- _TASK SET_
[1] How would you sum up the thread on freezing plums in two sentences?
[2] What comes next in the thread on freezing plums? Write the post that follows its final one.

- _PAGE_
——————————

Freezing plums?

cookiebarrel, Jan 10, 4:00am
What is the best way to do this. Have been given a bucket of yummy plums and don't want to waste them so decided it would be best to freeze most of them for now. Also once frozen can I use them for jams or sauces once thawed? Never frozen them before always straight into jam, sauces and eating, but not got the time to do this just now. Thanks for your advice in advance.

clair4, Jan 10, 4:07am
Freeze them for a while then give them a shake to make them free flow and not all stuck together. I have always done this with not trouble. Plum jam is no nice.

cookiebarrel, Jan 10, 4:09am
Thanks clair4. Now a silly question do you freeze them raw or do you cook them and if raw does it matter if some have split skins?

samanya, Jan 10, 4:25am
You can freeze them either cooked or raw.
I find that using frozen fruit/tomatoes for sauces etc . they seem to have much more liquid & need longer boiling to evaporate it off.
I freeze black boy peaches with skins on & when I come to use them, a quick dunk in hot water & the skins just slide off & I would imagine that plums would be the same.
I'm sure there are those out there that have more experience than me, so I hope they share.
Edited to add . split skins should be OK as long as the fruit is not deteriorating.
In the mean time. I hope that helps.

——————————

- _SUPPLIED ENTRIES_
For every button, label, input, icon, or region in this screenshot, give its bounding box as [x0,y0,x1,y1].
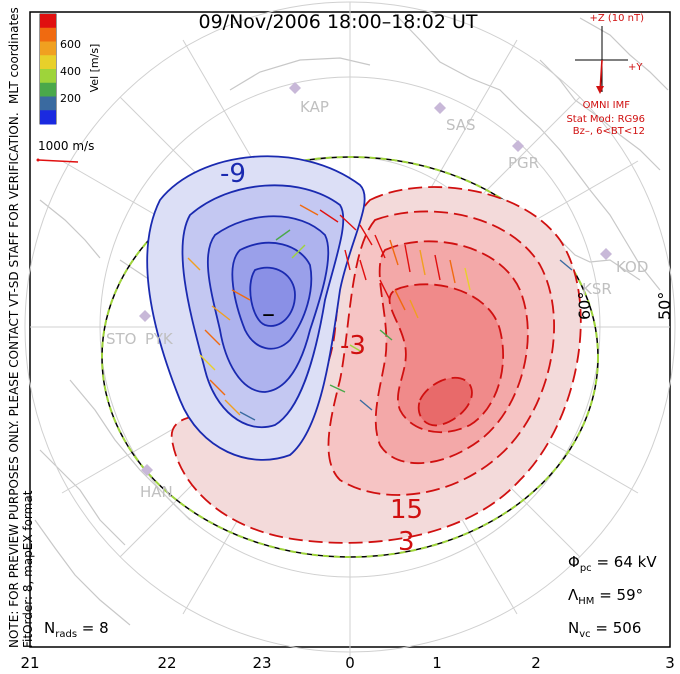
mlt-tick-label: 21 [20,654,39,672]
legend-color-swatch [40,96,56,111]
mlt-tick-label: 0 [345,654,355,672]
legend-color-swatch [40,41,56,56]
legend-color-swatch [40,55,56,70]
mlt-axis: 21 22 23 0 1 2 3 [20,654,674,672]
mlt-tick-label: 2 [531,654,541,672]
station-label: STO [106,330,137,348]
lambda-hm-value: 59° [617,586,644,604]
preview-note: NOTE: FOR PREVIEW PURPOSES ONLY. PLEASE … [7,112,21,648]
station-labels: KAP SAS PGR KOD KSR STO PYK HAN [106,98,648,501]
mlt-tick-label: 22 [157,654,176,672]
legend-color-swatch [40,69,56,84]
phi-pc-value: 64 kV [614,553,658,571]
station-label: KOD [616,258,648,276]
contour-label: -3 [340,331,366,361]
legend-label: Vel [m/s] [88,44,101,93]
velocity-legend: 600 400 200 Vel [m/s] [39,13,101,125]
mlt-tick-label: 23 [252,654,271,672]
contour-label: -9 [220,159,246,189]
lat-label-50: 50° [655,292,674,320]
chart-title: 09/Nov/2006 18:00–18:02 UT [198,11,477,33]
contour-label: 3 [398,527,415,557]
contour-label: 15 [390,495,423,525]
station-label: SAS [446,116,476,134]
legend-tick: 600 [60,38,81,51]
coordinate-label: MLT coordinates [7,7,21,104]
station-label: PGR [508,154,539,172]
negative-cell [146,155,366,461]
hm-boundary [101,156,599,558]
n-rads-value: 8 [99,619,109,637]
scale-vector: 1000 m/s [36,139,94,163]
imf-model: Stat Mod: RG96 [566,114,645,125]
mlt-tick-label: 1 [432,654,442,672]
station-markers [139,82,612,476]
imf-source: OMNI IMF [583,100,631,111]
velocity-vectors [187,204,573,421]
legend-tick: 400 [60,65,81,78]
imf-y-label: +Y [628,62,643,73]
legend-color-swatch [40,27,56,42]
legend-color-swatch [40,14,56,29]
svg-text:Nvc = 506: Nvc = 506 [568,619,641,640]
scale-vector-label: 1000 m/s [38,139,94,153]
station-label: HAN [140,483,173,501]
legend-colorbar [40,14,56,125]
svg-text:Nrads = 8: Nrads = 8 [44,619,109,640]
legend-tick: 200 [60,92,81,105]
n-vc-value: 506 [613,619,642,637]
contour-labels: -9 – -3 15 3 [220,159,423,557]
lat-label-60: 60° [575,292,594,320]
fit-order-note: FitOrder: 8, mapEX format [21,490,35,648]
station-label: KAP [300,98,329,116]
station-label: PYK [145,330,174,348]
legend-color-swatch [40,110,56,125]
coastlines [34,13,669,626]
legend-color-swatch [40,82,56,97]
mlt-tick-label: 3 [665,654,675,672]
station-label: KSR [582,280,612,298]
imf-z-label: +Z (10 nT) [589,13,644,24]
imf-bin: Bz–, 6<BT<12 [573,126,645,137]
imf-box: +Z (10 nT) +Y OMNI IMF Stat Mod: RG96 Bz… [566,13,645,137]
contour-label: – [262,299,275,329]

——————————

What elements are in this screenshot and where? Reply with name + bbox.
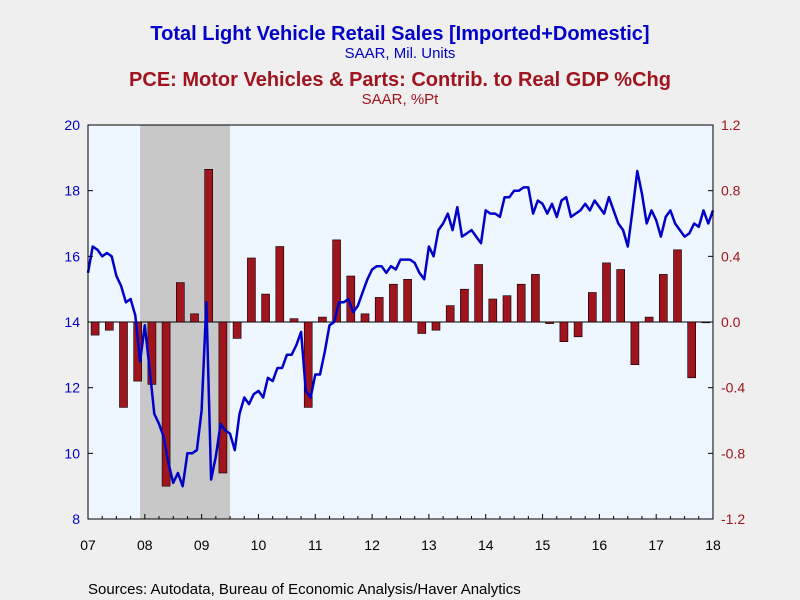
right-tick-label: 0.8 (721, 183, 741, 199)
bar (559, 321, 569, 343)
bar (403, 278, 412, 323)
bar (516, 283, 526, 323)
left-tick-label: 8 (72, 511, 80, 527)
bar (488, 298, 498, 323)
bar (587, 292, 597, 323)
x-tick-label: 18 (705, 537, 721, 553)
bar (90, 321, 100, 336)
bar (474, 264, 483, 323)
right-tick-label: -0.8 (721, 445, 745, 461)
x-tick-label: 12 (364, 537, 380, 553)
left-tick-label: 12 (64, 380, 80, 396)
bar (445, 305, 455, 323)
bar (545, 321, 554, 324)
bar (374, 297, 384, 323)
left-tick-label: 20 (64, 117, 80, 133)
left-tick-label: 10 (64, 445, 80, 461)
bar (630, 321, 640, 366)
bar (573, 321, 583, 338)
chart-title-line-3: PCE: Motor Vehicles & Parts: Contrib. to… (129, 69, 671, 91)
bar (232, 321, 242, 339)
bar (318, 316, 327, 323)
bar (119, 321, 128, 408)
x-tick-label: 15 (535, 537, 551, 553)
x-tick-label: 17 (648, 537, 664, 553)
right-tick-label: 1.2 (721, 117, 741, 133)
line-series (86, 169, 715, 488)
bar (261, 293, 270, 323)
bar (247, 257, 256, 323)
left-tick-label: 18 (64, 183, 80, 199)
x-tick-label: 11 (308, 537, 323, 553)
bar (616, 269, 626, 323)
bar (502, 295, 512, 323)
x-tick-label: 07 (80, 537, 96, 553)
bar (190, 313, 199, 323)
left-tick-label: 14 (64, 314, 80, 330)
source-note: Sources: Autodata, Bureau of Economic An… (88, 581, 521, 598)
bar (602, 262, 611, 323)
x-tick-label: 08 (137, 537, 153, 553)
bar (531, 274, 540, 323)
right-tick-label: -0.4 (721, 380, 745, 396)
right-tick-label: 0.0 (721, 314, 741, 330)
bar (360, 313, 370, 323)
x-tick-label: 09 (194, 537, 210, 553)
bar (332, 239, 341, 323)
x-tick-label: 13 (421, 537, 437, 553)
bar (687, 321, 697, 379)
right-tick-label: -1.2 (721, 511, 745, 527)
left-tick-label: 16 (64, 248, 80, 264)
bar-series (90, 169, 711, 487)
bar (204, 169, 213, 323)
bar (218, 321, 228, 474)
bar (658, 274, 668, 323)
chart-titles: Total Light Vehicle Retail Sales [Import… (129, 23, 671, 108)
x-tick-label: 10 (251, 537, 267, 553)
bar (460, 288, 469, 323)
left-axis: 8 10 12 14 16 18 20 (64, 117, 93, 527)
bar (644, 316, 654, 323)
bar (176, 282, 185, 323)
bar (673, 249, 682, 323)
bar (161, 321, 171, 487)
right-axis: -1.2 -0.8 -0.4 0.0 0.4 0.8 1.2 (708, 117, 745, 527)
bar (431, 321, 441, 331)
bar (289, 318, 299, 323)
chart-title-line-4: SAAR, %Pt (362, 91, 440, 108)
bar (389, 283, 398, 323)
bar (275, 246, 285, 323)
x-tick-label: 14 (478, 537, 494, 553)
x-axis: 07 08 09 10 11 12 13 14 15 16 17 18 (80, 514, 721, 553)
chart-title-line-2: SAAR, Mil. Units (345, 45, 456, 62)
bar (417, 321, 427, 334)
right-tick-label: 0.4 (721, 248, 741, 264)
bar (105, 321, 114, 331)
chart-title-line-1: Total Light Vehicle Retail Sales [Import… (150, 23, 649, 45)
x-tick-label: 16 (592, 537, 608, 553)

——————————

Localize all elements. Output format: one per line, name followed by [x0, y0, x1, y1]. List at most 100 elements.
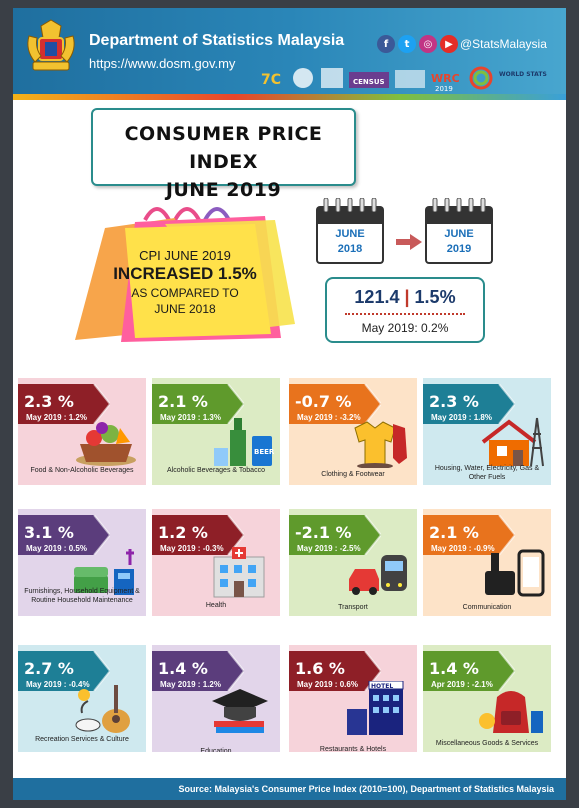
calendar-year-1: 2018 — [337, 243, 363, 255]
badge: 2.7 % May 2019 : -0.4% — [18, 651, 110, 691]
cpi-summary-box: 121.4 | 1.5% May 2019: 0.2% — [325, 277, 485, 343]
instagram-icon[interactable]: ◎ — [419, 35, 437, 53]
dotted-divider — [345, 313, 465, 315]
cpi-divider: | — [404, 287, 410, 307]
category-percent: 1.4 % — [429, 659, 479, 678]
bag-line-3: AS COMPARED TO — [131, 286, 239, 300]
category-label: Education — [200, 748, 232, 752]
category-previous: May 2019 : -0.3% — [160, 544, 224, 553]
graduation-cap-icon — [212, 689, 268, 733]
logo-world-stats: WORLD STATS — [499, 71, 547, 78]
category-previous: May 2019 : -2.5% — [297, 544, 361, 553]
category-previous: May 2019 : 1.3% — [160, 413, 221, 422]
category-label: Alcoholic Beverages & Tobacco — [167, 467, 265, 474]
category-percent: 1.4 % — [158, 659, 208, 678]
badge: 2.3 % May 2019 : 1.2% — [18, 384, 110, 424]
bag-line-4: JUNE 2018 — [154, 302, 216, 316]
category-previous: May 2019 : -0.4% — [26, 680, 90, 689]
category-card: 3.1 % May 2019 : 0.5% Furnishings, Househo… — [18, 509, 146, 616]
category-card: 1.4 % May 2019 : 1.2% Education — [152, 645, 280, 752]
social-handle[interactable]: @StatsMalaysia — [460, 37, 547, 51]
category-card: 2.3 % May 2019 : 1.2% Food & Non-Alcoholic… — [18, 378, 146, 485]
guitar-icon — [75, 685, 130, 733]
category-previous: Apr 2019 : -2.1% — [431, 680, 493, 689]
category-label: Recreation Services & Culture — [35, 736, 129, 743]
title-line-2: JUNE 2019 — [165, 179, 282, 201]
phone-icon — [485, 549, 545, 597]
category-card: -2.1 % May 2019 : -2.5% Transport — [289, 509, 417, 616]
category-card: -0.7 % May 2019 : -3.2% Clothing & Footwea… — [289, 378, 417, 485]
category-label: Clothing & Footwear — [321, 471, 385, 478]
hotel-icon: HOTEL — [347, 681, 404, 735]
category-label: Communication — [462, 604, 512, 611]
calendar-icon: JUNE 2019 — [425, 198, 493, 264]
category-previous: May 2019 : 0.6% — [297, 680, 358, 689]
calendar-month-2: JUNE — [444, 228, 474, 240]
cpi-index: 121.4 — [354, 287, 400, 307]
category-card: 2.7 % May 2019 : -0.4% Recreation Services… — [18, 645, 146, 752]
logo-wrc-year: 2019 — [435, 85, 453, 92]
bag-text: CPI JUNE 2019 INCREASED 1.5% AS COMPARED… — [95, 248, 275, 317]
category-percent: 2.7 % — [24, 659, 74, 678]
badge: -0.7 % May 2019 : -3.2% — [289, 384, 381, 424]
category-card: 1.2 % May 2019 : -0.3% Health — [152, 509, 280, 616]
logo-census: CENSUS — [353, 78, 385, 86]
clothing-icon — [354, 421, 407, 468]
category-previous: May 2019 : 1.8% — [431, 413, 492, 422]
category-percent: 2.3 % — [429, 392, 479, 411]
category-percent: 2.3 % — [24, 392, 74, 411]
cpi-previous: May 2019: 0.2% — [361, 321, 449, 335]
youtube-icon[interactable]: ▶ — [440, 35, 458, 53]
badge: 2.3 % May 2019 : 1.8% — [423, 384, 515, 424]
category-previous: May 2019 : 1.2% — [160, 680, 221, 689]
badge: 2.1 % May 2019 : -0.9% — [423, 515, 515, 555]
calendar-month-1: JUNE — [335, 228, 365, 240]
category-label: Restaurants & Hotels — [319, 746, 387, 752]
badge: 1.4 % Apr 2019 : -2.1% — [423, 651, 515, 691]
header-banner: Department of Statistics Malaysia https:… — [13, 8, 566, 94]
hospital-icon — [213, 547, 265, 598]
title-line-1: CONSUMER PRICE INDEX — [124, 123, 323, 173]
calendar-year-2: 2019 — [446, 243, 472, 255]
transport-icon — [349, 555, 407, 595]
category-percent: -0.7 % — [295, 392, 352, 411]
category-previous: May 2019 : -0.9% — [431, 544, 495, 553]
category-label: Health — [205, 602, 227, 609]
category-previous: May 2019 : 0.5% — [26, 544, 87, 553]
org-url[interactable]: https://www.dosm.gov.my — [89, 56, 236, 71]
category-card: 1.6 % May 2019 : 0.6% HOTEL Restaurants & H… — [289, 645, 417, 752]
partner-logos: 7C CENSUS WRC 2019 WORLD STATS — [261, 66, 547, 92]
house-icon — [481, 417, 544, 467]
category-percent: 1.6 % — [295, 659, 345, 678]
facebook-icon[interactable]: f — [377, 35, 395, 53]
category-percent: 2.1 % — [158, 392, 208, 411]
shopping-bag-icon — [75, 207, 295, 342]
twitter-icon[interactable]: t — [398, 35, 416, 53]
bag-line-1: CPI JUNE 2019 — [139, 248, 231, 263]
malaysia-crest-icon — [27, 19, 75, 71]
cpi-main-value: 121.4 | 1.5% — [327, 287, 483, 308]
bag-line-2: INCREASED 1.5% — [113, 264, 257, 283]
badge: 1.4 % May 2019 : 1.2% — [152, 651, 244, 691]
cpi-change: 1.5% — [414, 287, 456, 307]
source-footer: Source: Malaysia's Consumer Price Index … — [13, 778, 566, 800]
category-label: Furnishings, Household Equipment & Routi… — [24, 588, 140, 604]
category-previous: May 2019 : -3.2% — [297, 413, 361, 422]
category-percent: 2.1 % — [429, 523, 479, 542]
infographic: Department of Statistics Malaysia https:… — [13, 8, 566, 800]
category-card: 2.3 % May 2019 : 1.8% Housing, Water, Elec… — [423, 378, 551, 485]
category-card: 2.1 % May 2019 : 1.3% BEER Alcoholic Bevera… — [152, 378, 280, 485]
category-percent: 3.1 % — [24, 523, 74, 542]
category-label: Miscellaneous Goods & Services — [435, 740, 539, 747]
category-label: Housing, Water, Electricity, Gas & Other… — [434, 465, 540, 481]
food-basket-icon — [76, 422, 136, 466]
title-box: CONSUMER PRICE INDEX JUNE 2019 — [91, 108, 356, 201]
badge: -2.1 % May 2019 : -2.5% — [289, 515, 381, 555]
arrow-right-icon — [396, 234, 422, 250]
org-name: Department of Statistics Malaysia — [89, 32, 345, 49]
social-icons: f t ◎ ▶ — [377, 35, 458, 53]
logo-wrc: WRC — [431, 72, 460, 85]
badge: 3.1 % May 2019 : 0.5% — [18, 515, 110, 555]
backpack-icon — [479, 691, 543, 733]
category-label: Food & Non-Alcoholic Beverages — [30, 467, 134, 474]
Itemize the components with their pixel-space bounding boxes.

——————————

- _SOLVED PROBLEMS_
[1] Having been given a bucket of plums, cookiebarrel asks how best to freeze them and whether they can later go into jams or sauces after thawing. The replies say to freeze the plums for a while and then shake them so they don't stick together, that they can be frozen raw or cooked, that frozen fruit makes sauces more watery and needs longer boiling, and that split skins should be fine as long as the fruit isn't deteriorating.

[2]
cookiebarrel, Jan 10, 4:27am
Yes very helpful samanya. Thank you.

samanya, Jan 10, 6:14am
I envy you . my young plum tree had a huge amount of blossoms, with heaps of fruit setting & then we got a vicious north west wind & that weaned a lot out , but still looking like a good crop & bugger me, we got another spate of winds & I can hardly find one on my tree now . so enjoy the bounty of plums.

cookiebarrel, Jan 10, 11:45am
I am lucky to have a nice neighbour with an abundance of plums this year. Only got a couple of struggling feijoa trees on my new place. Hope to be planting fruit trees around the place once I learn what does best here. Moving from the Bay of Plenty to the Manawatu and leaving my lovely fruit trees behind has been a bit of a wrench. Need to plant so many down here to get back what I lost. All we are growing here at present is hay! And I left a lot of jars behind when we shifted which I now regret. Should not have listened to those who asked me why I was going to take them with me as I wouldn't need them. Knew I should have trusted my own instincts, especially about all my lovely sauce bottles.

punkinthefirst, Jan 14, 2:16am
For any jams I plan to make, I like to weigh and stone the fruit, and cook them to a pulp with a tiny amount of water. If my jam measurements are in volumes, I measure by volume.This is so that I can take a bag of pulp out of the freezer, leave to thaw overnight, add the right amount of sugar, and have a few jars of fresh jam in a quick time. Bags of pulp take up a small space in the freezer, and I'm also tending to make jam later in the year, when its a bit cooler and I have more time. The less water, the better. you'll only be boiling it away when you make the jam. Label the bags with the quantity of pulp, and also how much sugar you'll need for your jam.
I find that large zip-lock bags or 2 litre ice-cream containers are perfect for freezer storage, so long as you make doubly sure they're properly sealed.

punkinthefirst, Jan 14, 2:27am
Welcome to the lower half, cookiebarrel.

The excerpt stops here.